▸ **Written problem**: Copy out every line of the records where the string "VALLEJO" occurs.

▸ **Exercise material**:

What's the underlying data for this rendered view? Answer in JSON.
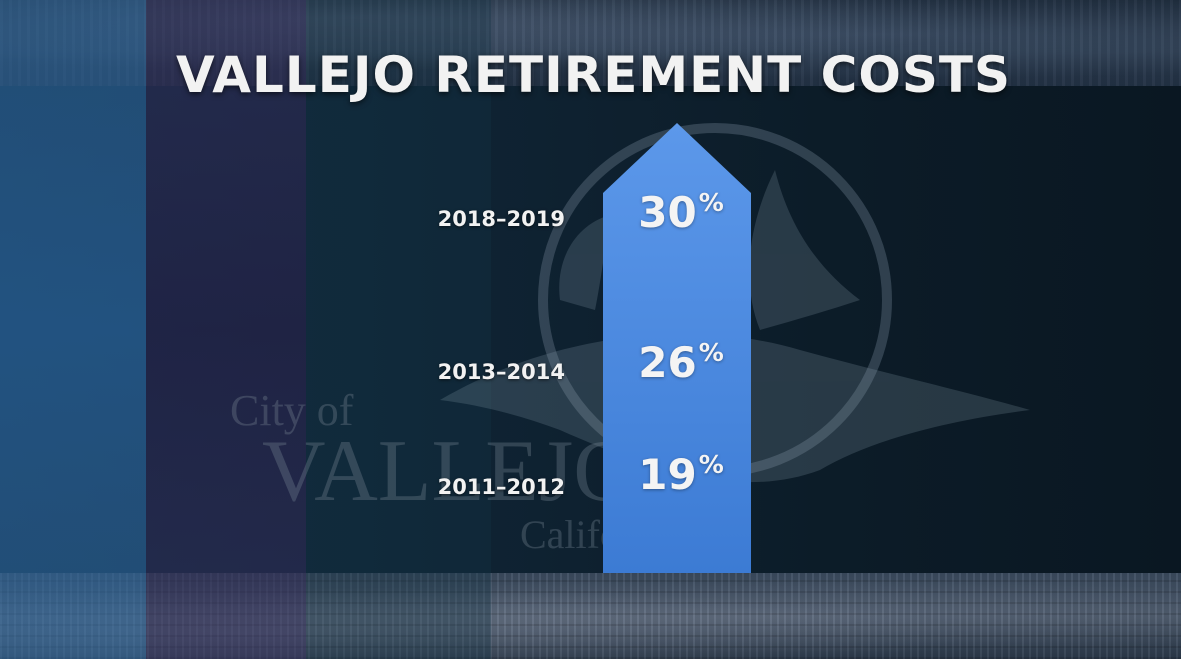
{
  "title": "VALLEJO RETIREMENT COSTS",
  "watermark": {
    "line1": "City of",
    "line2": "VALLEJO",
    "line3": "California"
  },
  "chart_data": {
    "type": "bar",
    "categories": [
      "2011–2012",
      "2013–2014",
      "2018–2019"
    ],
    "values": [
      19,
      26,
      30
    ],
    "unit": "%",
    "title": "VALLEJO RETIREMENT COSTS"
  },
  "rows": [
    {
      "period": "2018–2019",
      "value": "30",
      "unit": "%"
    },
    {
      "period": "2013–2014",
      "value": "26",
      "unit": "%"
    },
    {
      "period": "2011–2012",
      "value": "19",
      "unit": "%"
    }
  ],
  "colors": {
    "arrow_top": "#5b97ea",
    "arrow_bottom": "#3f7fd8",
    "text": "#f2f2f2"
  }
}
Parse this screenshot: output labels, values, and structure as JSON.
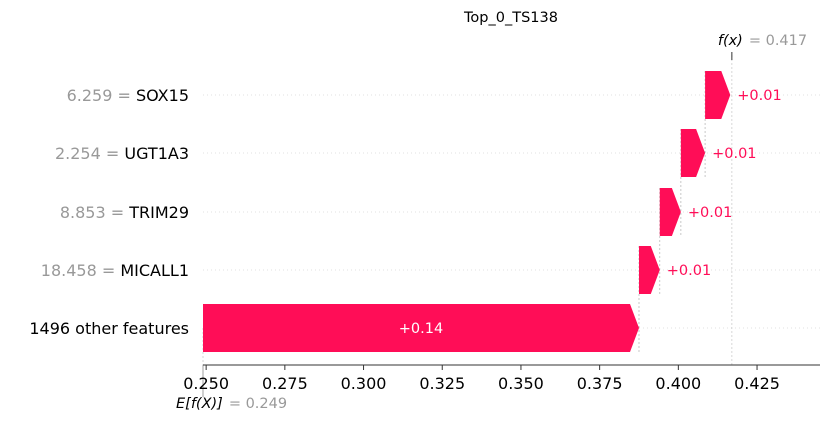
{
  "chart_data": {
    "type": "waterfall",
    "title": "Top_0_TS138",
    "xlim": [
      0.249,
      0.445
    ],
    "x_ticks": [
      "0.250",
      "0.275",
      "0.300",
      "0.325",
      "0.350",
      "0.375",
      "0.400",
      "0.425"
    ],
    "x_tick_values": [
      0.25,
      0.275,
      0.3,
      0.325,
      0.35,
      0.375,
      0.4,
      0.425
    ],
    "base_value": 0.249,
    "base_label": "E[f(X)]",
    "base_value_text": "= 0.249",
    "output_value": 0.417,
    "output_label": "f(x)",
    "output_value_text": "= 0.417",
    "positive_color": "#ff0d57",
    "features": [
      {
        "value_text": "6.259",
        "name": "SOX15",
        "start": 0.4085,
        "end": 0.4165,
        "label": "+0.01"
      },
      {
        "value_text": "2.254",
        "name": "UGT1A3",
        "start": 0.4008,
        "end": 0.4085,
        "label": "+0.01"
      },
      {
        "value_text": "8.853",
        "name": "TRIM29",
        "start": 0.3941,
        "end": 0.4008,
        "label": "+0.01"
      },
      {
        "value_text": "18.458",
        "name": "MICALL1",
        "start": 0.3875,
        "end": 0.3941,
        "label": "+0.01"
      },
      {
        "value_text": "",
        "name": "1496 other features",
        "start": 0.249,
        "end": 0.3875,
        "label": "+0.14"
      }
    ]
  }
}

▸ **Answer**:
  "title": "VALLEJO RETIREMENT COSTS",
    "line2": "VALLEJO",
    "title": "VALLEJO RETIREMENT COSTS"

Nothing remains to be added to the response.